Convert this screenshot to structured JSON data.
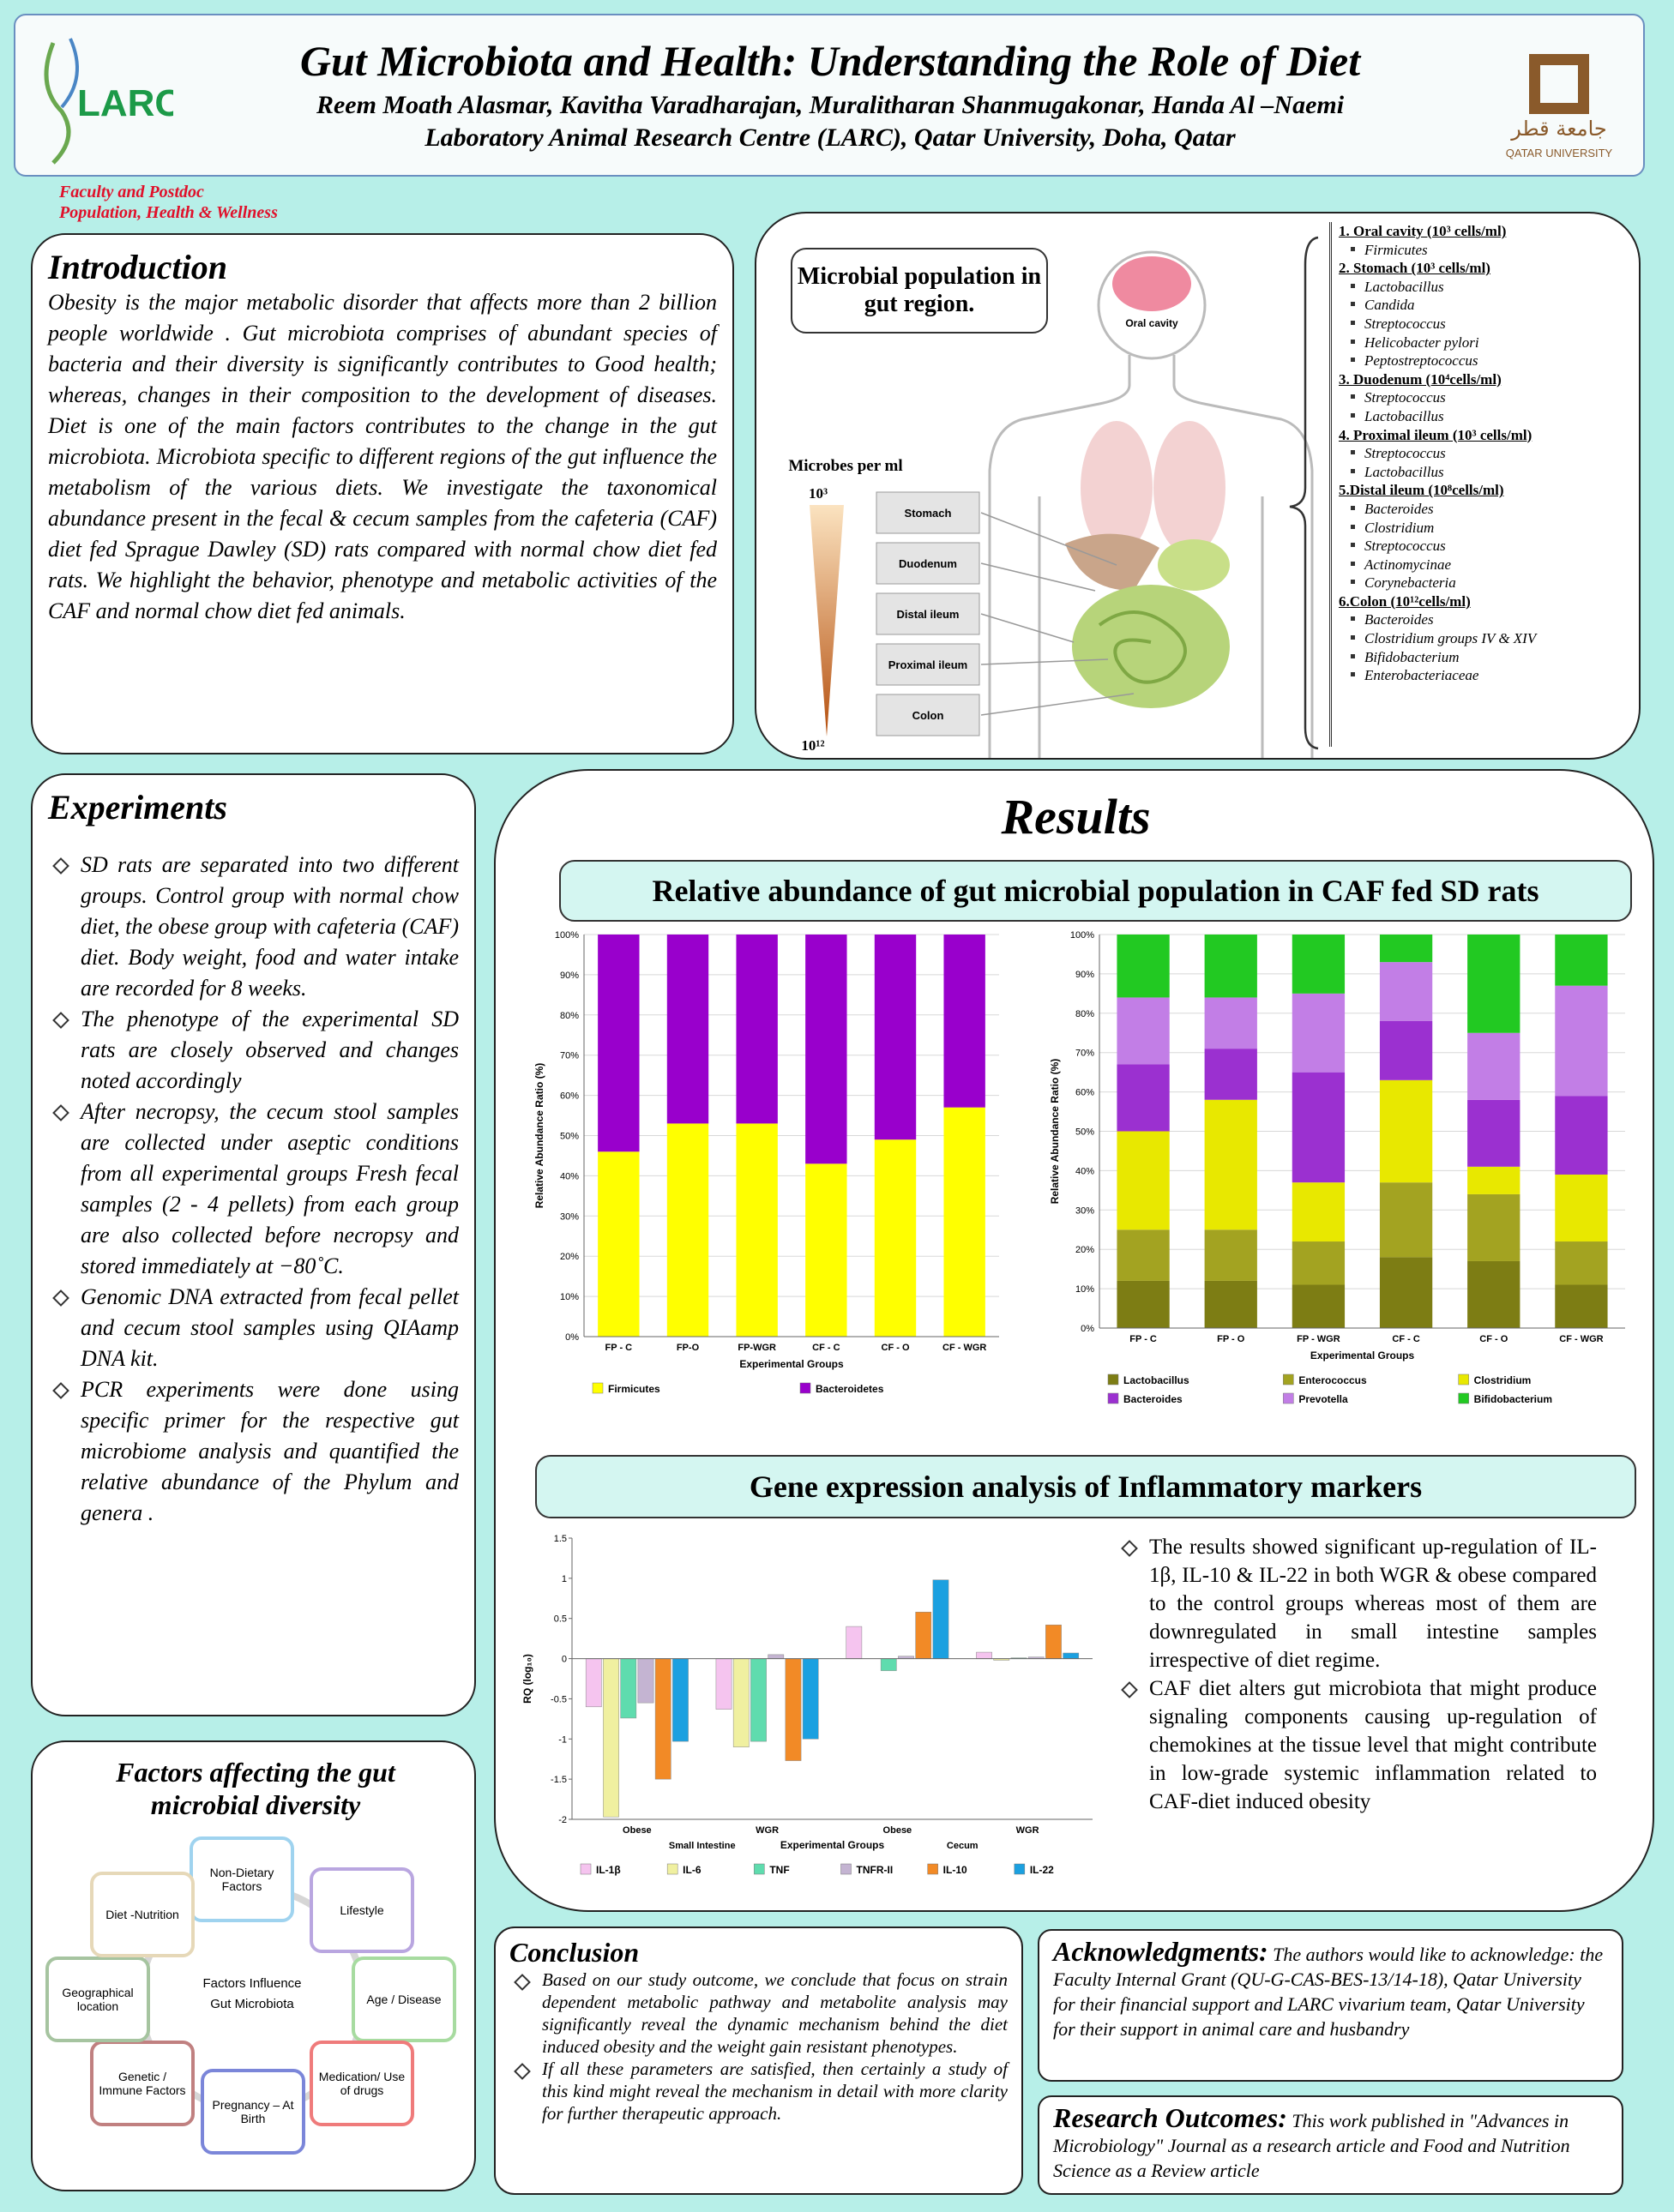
{
  "header": {
    "title": "Gut Microbiota and Health: Understanding the Role of Diet",
    "authors": "Reem Moath Alasmar, Kavitha Varadharajan, Muralitharan Shanmugakonar, Handa Al –Naemi",
    "affiliation": "Laboratory Animal Research Centre (LARC), Qatar University, Doha, Qatar",
    "logo_left": "LARC",
    "logo_right": [
      "جامعة قطر",
      "QATAR UNIVERSITY"
    ],
    "track": [
      "Faculty and Postdoc",
      "Population, Health & Wellness"
    ]
  },
  "introduction": {
    "heading": "Introduction",
    "text": "Obesity is the major metabolic disorder that affects more than 2 billion people worldwide . Gut microbiota comprises of abundant species of bacteria and their diversity is significantly contributes to Good health; whereas, changes in their composition to the development of diseases. Diet is one of the main factors contributes to the change in the gut microbiota. Microbiota specific to different regions of the gut influence the metabolism of the various diets. We investigate the taxonomical abundance present in the fecal & cecum samples from the cafeteria (CAF) diet fed Sprague Dawley (SD) rats compared with normal chow diet fed rats. We highlight the behavior, phenotype and metabolic activities of the CAF and normal chow diet fed animals."
  },
  "microbial_population": {
    "title": "Microbial population in gut region.",
    "oral_cavity": "Oral cavity",
    "axis_label": "Microbes per ml",
    "top": "10³",
    "bottom": "10¹²",
    "sections": [
      "Stomach",
      "Duodenum",
      "Distal ileum",
      "Proximal ileum",
      "Colon"
    ],
    "regions": [
      {
        "heading": "1. Oral cavity (10³ cells/ml)",
        "items": [
          "Firmicutes"
        ]
      },
      {
        "heading": "2. Stomach (10³ cells/ml)",
        "items": [
          "Lactobacillus",
          "Candida",
          "Streptococcus",
          "Helicobacter pylori",
          "Peptostreptococcus"
        ]
      },
      {
        "heading": "3. Duodenum (10⁴cells/ml)",
        "items": [
          "Streptococcus",
          "Lactobacillus"
        ]
      },
      {
        "heading": "4. Proximal ileum  (10³ cells/ml)",
        "items": [
          "Streptococcus",
          "Lactobacillus"
        ]
      },
      {
        "heading": "5.Distal ileum (10⁸cells/ml)",
        "items": [
          "Bacteroides",
          "Clostridium",
          "Streptococcus",
          "Actinomycinae",
          "Corynebacteria"
        ]
      },
      {
        "heading": "6.Colon (10¹²cells/ml)",
        "items": [
          "Bacteroides",
          "Clostridium groups IV & XIV",
          "Bifidobacterium",
          "Enterobacteriaceae"
        ]
      }
    ]
  },
  "experiments": {
    "heading": "Experiments",
    "items": [
      "SD rats are separated into two different groups. Control group with normal chow diet, the obese group with cafeteria (CAF) diet. Body weight, food and water intake are recorded for 8 weeks.",
      "The phenotype of the experimental SD rats are closely observed and changes noted accordingly",
      "After necropsy, the cecum stool samples are collected under aseptic conditions from all experimental groups Fresh fecal samples (2 - 4 pellets) from each group are also collected before necropsy and stored immediately at −80˚C.",
      "Genomic DNA extracted from fecal pellet and cecum stool samples using QIAamp DNA kit.",
      "PCR experiments were done using specific primer for the respective gut microbiome analysis and quantified the relative abundance of the Phylum and genera ."
    ]
  },
  "factors": {
    "heading": "Factors affecting the gut microbial diversity",
    "center": "Factors Influence Gut Microbiota",
    "nodes": [
      "Non-Dietary Factors",
      "Lifestyle",
      "Age / Disease",
      "Medication/ Use of drugs",
      "Pregnancy – At Birth",
      "Genetic / Immune Factors",
      "Geographical location",
      "Diet -Nutrition"
    ]
  },
  "results": {
    "heading": "Results",
    "abundance_title": "Relative abundance of gut microbial population in CAF fed SD rats",
    "gene_title": "Gene expression analysis of Inflammatory markers",
    "gene_text": [
      "The results showed significant up-regulation of IL-1β, IL-10 & IL-22 in both WGR & obese compared to the control groups whereas most of them are downregulated in small intestine samples irrespective of diet regime.",
      "CAF diet alters gut microbiota that might produce signaling components causing up-regulation of chemokines at the tissue level that might contribute in low-grade systemic inflammation related to CAF-diet induced obesity"
    ]
  },
  "chart_data": [
    {
      "type": "bar",
      "stacked": true,
      "x_label": "Experimental Groups",
      "y_label": "Relative Abundance Ratio (%)",
      "categories": [
        "FP - C",
        "FP-O",
        "FP-WGR",
        "CF - C",
        "CF - O",
        "CF - WGR"
      ],
      "series": [
        {
          "name": "Firmicutes",
          "color": "#ffff00",
          "values": [
            46,
            53,
            53,
            43,
            49,
            57
          ]
        },
        {
          "name": "Bacteroidetes",
          "color": "#9900cc",
          "values": [
            54,
            47,
            47,
            57,
            51,
            43
          ]
        }
      ],
      "ylim": [
        0,
        100
      ],
      "yticks": [
        {
          "value": 0,
          "label": "0%"
        },
        {
          "value": 10,
          "label": "10%"
        },
        {
          "value": 20,
          "label": "20%"
        },
        {
          "value": 30,
          "label": "30%"
        },
        {
          "value": 40,
          "label": "40%"
        },
        {
          "value": 50,
          "label": "50%"
        },
        {
          "value": 60,
          "label": "60%"
        },
        {
          "value": 70,
          "label": "70%"
        },
        {
          "value": 80,
          "label": "80%"
        },
        {
          "value": 90,
          "label": "90%"
        },
        {
          "value": 100,
          "label": "100%"
        }
      ],
      "grid": true,
      "legend": "bottom"
    },
    {
      "type": "bar",
      "stacked": true,
      "x_label": "Experimental Groups",
      "y_label": "Relative Abundance Ratio (%)",
      "categories": [
        "FP - C",
        "FP - O",
        "FP - WGR",
        "CF - C",
        "CF - O",
        "CF - WGR"
      ],
      "series": [
        {
          "name": "Lactobacillus",
          "color": "#7d7d14",
          "values": [
            12,
            12,
            11,
            18,
            17,
            11
          ]
        },
        {
          "name": "Enterococcus",
          "color": "#a3a321",
          "values": [
            13,
            13,
            11,
            19,
            17,
            11
          ]
        },
        {
          "name": "Clostridium",
          "color": "#e8e800",
          "values": [
            25,
            33,
            15,
            26,
            7,
            17
          ]
        },
        {
          "name": "Bacteroides",
          "color": "#9b30d0",
          "values": [
            17,
            13,
            28,
            15,
            17,
            20
          ]
        },
        {
          "name": "Prevotella",
          "color": "#c27ee6",
          "values": [
            17,
            13,
            20,
            15,
            17,
            28
          ]
        },
        {
          "name": "Bifidobacterium",
          "color": "#22c922",
          "values": [
            16,
            16,
            15,
            7,
            25,
            13
          ]
        }
      ],
      "ylim": [
        0,
        100
      ],
      "yticks": [
        {
          "value": 0,
          "label": "0%"
        },
        {
          "value": 10,
          "label": "10%"
        },
        {
          "value": 20,
          "label": "20%"
        },
        {
          "value": 30,
          "label": "30%"
        },
        {
          "value": 40,
          "label": "40%"
        },
        {
          "value": 50,
          "label": "50%"
        },
        {
          "value": 60,
          "label": "60%"
        },
        {
          "value": 70,
          "label": "70%"
        },
        {
          "value": 80,
          "label": "80%"
        },
        {
          "value": 90,
          "label": "90%"
        },
        {
          "value": 100,
          "label": "100%"
        }
      ],
      "grid": true,
      "legend": "bottom"
    },
    {
      "type": "bar",
      "stacked": false,
      "x_label": "Experimental Groups",
      "y_label": "RQ (log₁₀)",
      "categories": [
        "Obese",
        "WGR",
        "Obese",
        "WGR"
      ],
      "groups": [
        "Small Intestine",
        "Cecum"
      ],
      "series": [
        {
          "name": "IL-1β",
          "color": "#f5c4ef",
          "values": [
            -0.6,
            -0.63,
            0.4,
            0.08
          ]
        },
        {
          "name": "IL-6",
          "color": "#f0f0a0",
          "values": [
            -1.97,
            -1.1,
            0,
            -0.02
          ]
        },
        {
          "name": "TNF",
          "color": "#5fdcae",
          "values": [
            -0.74,
            -1.03,
            -0.15,
            0.01
          ]
        },
        {
          "name": "TNFR-II",
          "color": "#c4b4d2",
          "values": [
            -0.55,
            0.05,
            0.03,
            0.02
          ]
        },
        {
          "name": "IL-10",
          "color": "#f28a26",
          "values": [
            -1.5,
            -1.27,
            0.58,
            0.42
          ]
        },
        {
          "name": "IL-22",
          "color": "#1ba0e0",
          "values": [
            -1.03,
            -1,
            0.98,
            0.07
          ]
        }
      ],
      "ylim": [
        -2,
        1.5
      ],
      "yticks": [
        -2,
        -1.5,
        -1,
        -0.5,
        0,
        0.5,
        1,
        1.5
      ],
      "grid": false,
      "legend": "bottom"
    }
  ],
  "conclusion": {
    "heading": "Conclusion",
    "items": [
      "Based on our study outcome, we conclude that focus on strain dependent metabolic pathway and metabolite analysis may significantly reveal the dynamic mechanism behind the diet induced obesity and the weight gain resistant phenotypes.",
      "If all these parameters are satisfied, then certainly a study of this kind might reveal the mechanism in detail with more clarity for further therapeutic approach."
    ]
  },
  "acknowledgments": {
    "heading": "Acknowledgments:",
    "text": "The authors would like to acknowledge: the Faculty Internal Grant (QU-G-CAS-BES-13/14-18), Qatar University for their financial support and LARC vivarium team, Qatar University for their support in animal care and husbandry"
  },
  "research_outcomes": {
    "heading": "Research Outcomes:",
    "text": "This work published in \"Advances in Microbiology\" Journal as a research article and Food and Nutrition Science as a Review article"
  }
}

Task prompt.
When a line in the material above holds the word "Distal", copy that line.

Task output.
      "Distal ileum",
        "heading": "5.Distal ileum (10⁸cells/ml)",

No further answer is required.